== Problem ==
Without including the pictures, copy out every line below.

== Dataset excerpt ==
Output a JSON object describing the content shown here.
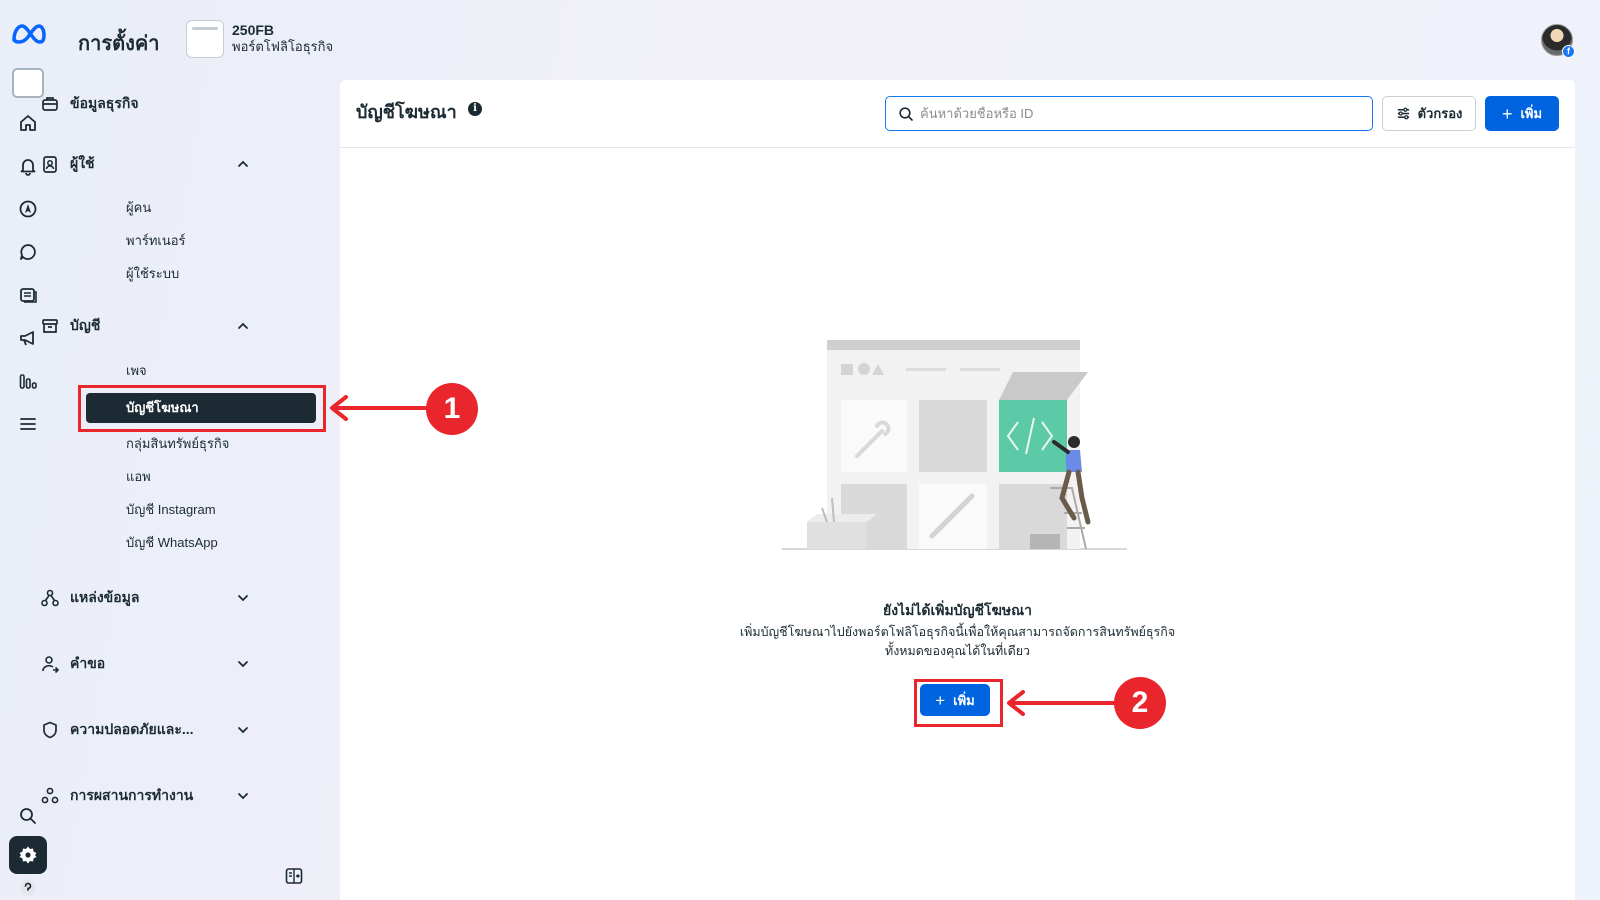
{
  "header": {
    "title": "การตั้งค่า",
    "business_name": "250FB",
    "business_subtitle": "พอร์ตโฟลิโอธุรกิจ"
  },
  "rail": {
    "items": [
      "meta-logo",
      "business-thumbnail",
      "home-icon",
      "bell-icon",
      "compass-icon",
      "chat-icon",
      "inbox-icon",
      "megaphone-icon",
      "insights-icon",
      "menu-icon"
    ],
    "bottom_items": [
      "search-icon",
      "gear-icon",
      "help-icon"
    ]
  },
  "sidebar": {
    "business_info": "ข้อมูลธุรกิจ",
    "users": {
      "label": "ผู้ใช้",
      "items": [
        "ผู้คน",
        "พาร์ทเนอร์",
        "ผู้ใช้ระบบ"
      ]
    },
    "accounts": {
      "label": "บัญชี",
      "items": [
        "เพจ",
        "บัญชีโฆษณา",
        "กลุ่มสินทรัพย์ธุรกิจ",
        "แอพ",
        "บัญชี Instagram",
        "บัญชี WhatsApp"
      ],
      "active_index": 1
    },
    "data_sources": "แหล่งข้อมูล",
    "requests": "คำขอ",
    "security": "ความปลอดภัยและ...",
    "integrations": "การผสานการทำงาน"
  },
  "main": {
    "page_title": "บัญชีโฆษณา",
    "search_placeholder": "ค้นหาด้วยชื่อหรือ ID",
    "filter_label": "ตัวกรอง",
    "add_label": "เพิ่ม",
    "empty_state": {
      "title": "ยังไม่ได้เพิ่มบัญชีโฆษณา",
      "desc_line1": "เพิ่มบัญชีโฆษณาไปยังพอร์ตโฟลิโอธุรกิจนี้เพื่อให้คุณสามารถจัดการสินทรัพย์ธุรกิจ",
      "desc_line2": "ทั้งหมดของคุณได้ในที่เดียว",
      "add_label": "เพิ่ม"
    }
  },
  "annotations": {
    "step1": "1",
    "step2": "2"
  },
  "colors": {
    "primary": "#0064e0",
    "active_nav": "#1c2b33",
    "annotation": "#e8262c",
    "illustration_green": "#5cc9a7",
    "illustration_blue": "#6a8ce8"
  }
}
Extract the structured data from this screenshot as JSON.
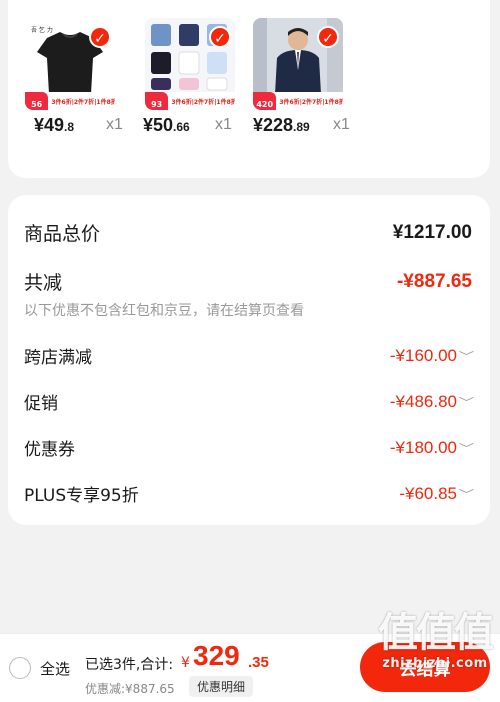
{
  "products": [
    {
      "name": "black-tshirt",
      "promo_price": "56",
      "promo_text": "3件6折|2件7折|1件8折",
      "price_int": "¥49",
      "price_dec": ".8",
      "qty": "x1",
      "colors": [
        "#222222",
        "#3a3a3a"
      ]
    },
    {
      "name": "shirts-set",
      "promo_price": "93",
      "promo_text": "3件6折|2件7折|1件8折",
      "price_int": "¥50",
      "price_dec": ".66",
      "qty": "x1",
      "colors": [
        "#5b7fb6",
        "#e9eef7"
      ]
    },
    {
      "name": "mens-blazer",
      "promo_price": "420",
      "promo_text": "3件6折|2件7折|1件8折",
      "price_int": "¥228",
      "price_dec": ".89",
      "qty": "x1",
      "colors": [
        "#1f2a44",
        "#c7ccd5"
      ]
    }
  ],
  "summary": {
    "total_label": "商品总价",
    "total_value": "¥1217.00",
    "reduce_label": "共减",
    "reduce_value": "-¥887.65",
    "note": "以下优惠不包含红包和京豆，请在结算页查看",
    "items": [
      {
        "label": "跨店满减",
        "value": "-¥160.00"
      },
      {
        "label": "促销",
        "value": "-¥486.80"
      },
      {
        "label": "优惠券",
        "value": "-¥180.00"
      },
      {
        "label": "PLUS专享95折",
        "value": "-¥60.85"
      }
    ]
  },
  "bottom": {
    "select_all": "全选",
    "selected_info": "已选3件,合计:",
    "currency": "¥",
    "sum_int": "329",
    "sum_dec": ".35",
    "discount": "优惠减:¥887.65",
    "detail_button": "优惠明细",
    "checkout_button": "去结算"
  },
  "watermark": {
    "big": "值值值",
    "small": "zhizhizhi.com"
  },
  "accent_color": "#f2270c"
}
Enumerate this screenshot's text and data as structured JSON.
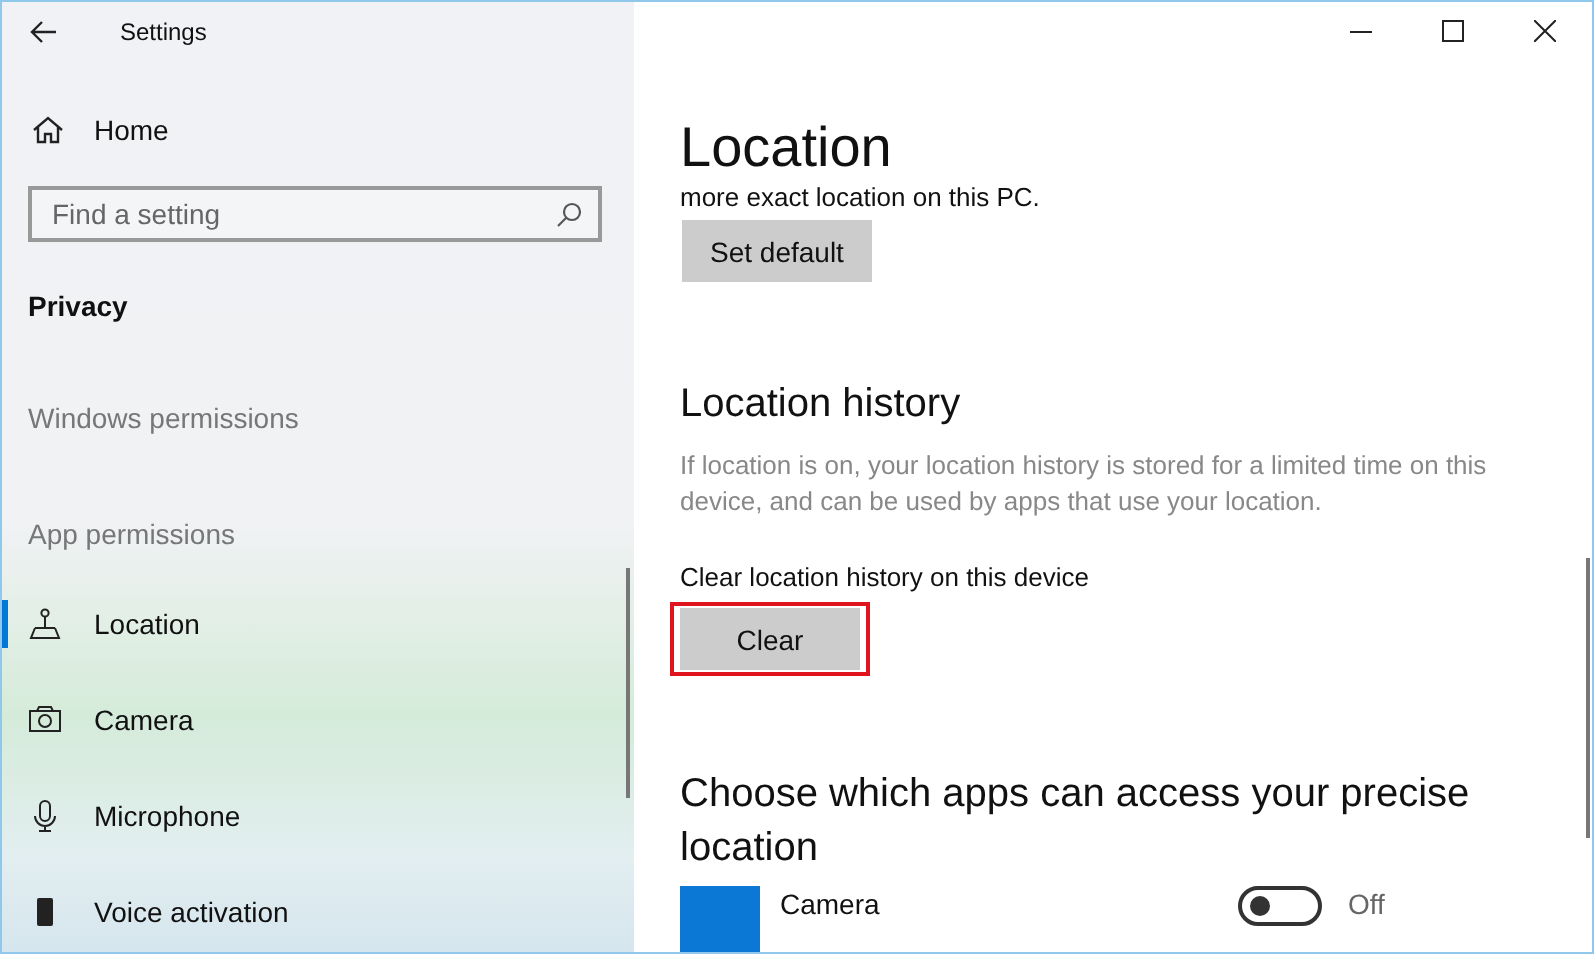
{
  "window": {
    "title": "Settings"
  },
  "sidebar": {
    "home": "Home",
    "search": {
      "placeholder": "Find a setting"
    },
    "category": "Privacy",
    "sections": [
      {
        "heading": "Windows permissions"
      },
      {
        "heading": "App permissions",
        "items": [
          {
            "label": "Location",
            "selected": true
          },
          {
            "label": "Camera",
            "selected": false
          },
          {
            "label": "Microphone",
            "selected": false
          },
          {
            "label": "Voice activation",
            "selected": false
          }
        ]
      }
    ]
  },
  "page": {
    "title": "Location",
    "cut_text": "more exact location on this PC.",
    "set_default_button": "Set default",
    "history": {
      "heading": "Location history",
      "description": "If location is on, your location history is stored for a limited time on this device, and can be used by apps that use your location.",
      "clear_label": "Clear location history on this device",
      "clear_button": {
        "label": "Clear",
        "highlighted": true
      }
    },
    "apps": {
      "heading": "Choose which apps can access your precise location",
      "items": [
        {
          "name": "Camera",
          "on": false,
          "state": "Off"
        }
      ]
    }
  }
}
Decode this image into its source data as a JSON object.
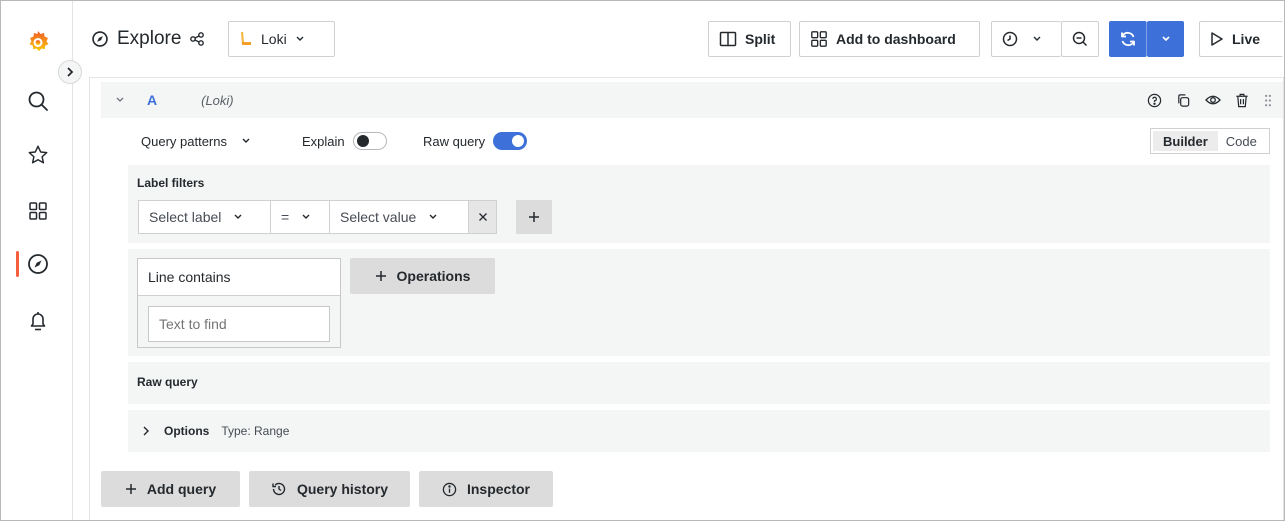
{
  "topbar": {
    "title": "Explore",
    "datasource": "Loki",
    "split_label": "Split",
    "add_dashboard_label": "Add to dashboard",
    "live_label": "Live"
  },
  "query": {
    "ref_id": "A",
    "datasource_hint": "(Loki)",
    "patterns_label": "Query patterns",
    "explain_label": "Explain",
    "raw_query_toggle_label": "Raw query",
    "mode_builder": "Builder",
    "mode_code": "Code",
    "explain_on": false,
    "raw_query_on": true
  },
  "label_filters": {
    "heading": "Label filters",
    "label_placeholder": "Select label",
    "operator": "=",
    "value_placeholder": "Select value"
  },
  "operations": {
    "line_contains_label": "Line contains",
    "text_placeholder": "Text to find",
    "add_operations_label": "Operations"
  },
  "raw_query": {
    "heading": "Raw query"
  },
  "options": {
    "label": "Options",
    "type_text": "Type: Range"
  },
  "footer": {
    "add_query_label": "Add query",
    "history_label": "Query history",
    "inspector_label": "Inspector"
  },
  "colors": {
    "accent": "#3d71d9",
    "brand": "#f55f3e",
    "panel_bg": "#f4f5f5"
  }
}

== Solution to the problem ==
Output a JSON object describing the content shown here.
{
  "header": {
    "title": "การตั้งค่า",
    "business_name": "250FB",
    "business_subtitle": "พอร์ตโฟลิโอธุรกิจ"
  },
  "rail": {
    "items": [
      "meta-logo",
      "business-thumbnail",
      "home-icon",
      "bell-icon",
      "compass-icon",
      "chat-icon",
      "inbox-icon",
      "megaphone-icon",
      "insights-icon",
      "menu-icon"
    ],
    "bottom_items": [
      "search-icon",
      "gear-icon",
      "help-icon"
    ]
  },
  "sidebar": {
    "business_info": "ข้อมูลธุรกิจ",
    "users": {
      "label": "ผู้ใช้",
      "items": [
        "ผู้คน",
        "พาร์ทเนอร์",
        "ผู้ใช้ระบบ"
      ]
    },
    "accounts": {
      "label": "บัญชี",
      "items": [
        "เพจ",
        "บัญชีโฆษณา",
        "กลุ่มสินทรัพย์ธุรกิจ",
        "แอพ",
        "บัญชี Instagram",
        "บัญชี WhatsApp"
      ],
      "active_index": 1
    },
    "data_sources": "แหล่งข้อมูล",
    "requests": "คำขอ",
    "security": "ความปลอดภัยและ...",
    "integrations": "การผสานการทำงาน"
  },
  "main": {
    "page_title": "บัญชีโฆษณา",
    "search_placeholder": "ค้นหาด้วยชื่อหรือ ID",
    "filter_label": "ตัวกรอง",
    "add_label": "เพิ่ม",
    "empty_state": {
      "title": "ยังไม่ได้เพิ่มบัญชีโฆษณา",
      "desc_line1": "เพิ่มบัญชีโฆษณาไปยังพอร์ตโฟลิโอธุรกิจนี้เพื่อให้คุณสามารถจัดการสินทรัพย์ธุรกิจ",
      "desc_line2": "ทั้งหมดของคุณได้ในที่เดียว",
      "add_label": "เพิ่ม"
    }
  },
  "annotations": {
    "step1": "1",
    "step2": "2"
  },
  "colors": {
    "primary": "#0064e0",
    "active_nav": "#1c2b33",
    "annotation": "#e8262c",
    "illustration_green": "#5cc9a7",
    "illustration_blue": "#6a8ce8"
  }
}
Extract the structured data from this screenshot as JSON.
{
  "products": [
    {
      "name": "black-tshirt",
      "promo_price": "56",
      "promo_text": "3件6折|2件7折|1件8折",
      "price_int": "¥49",
      "price_dec": ".8",
      "qty": "x1",
      "colors": [
        "#222222",
        "#3a3a3a"
      ]
    },
    {
      "name": "shirts-set",
      "promo_price": "93",
      "promo_text": "3件6折|2件7折|1件8折",
      "price_int": "¥50",
      "price_dec": ".66",
      "qty": "x1",
      "colors": [
        "#5b7fb6",
        "#e9eef7"
      ]
    },
    {
      "name": "mens-blazer",
      "promo_price": "420",
      "promo_text": "3件6折|2件7折|1件8折",
      "price_int": "¥228",
      "price_dec": ".89",
      "qty": "x1",
      "colors": [
        "#1f2a44",
        "#c7ccd5"
      ]
    }
  ],
  "summary": {
    "total_label": "商品总价",
    "total_value": "¥1217.00",
    "reduce_label": "共减",
    "reduce_value": "-¥887.65",
    "note": "以下优惠不包含红包和京豆，请在结算页查看",
    "items": [
      {
        "label": "跨店满减",
        "value": "-¥160.00"
      },
      {
        "label": "促销",
        "value": "-¥486.80"
      },
      {
        "label": "优惠券",
        "value": "-¥180.00"
      },
      {
        "label": "PLUS专享95折",
        "value": "-¥60.85"
      }
    ]
  },
  "bottom": {
    "select_all": "全选",
    "selected_info": "已选3件,合计:",
    "currency": "¥",
    "sum_int": "329",
    "sum_dec": ".35",
    "discount": "优惠减:¥887.65",
    "detail_button": "优惠明细",
    "checkout_button": "去结算"
  },
  "watermark": {
    "big": "值值值",
    "small": "zhizhizhi.com"
  },
  "accent_color": "#f2270c"
}
Enumerate this screenshot's text and data as structured JSON.
{
  "window": {
    "title": "Settings"
  },
  "sidebar": {
    "home": "Home",
    "search": {
      "placeholder": "Find a setting"
    },
    "category": "Privacy",
    "sections": [
      {
        "heading": "Windows permissions"
      },
      {
        "heading": "App permissions",
        "items": [
          {
            "label": "Location",
            "selected": true
          },
          {
            "label": "Camera",
            "selected": false
          },
          {
            "label": "Microphone",
            "selected": false
          },
          {
            "label": "Voice activation",
            "selected": false
          }
        ]
      }
    ]
  },
  "page": {
    "title": "Location",
    "cut_text": "more exact location on this PC.",
    "set_default_button": "Set default",
    "history": {
      "heading": "Location history",
      "description": "If location is on, your location history is stored for a limited time on this device, and can be used by apps that use your location.",
      "clear_label": "Clear location history on this device",
      "clear_button": {
        "label": "Clear",
        "highlighted": true
      }
    },
    "apps": {
      "heading": "Choose which apps can access your precise location",
      "items": [
        {
          "name": "Camera",
          "on": false,
          "state": "Off"
        }
      ]
    }
  }
}
Decode this image into its source data as a JSON object.
{
  "topbar": {
    "title": "Explore",
    "datasource": "Loki",
    "split_label": "Split",
    "add_dashboard_label": "Add to dashboard",
    "live_label": "Live"
  },
  "query": {
    "ref_id": "A",
    "datasource_hint": "(Loki)",
    "patterns_label": "Query patterns",
    "explain_label": "Explain",
    "raw_query_toggle_label": "Raw query",
    "mode_builder": "Builder",
    "mode_code": "Code",
    "explain_on": false,
    "raw_query_on": true
  },
  "label_filters": {
    "heading": "Label filters",
    "label_placeholder": "Select label",
    "operator": "=",
    "value_placeholder": "Select value"
  },
  "operations": {
    "line_contains_label": "Line contains",
    "text_placeholder": "Text to find",
    "add_operations_label": "Operations"
  },
  "raw_query": {
    "heading": "Raw query"
  },
  "options": {
    "label": "Options",
    "type_text": "Type: Range"
  },
  "footer": {
    "add_query_label": "Add query",
    "history_label": "Query history",
    "inspector_label": "Inspector"
  },
  "colors": {
    "accent": "#3d71d9",
    "brand": "#f55f3e",
    "panel_bg": "#f4f5f5"
  }
}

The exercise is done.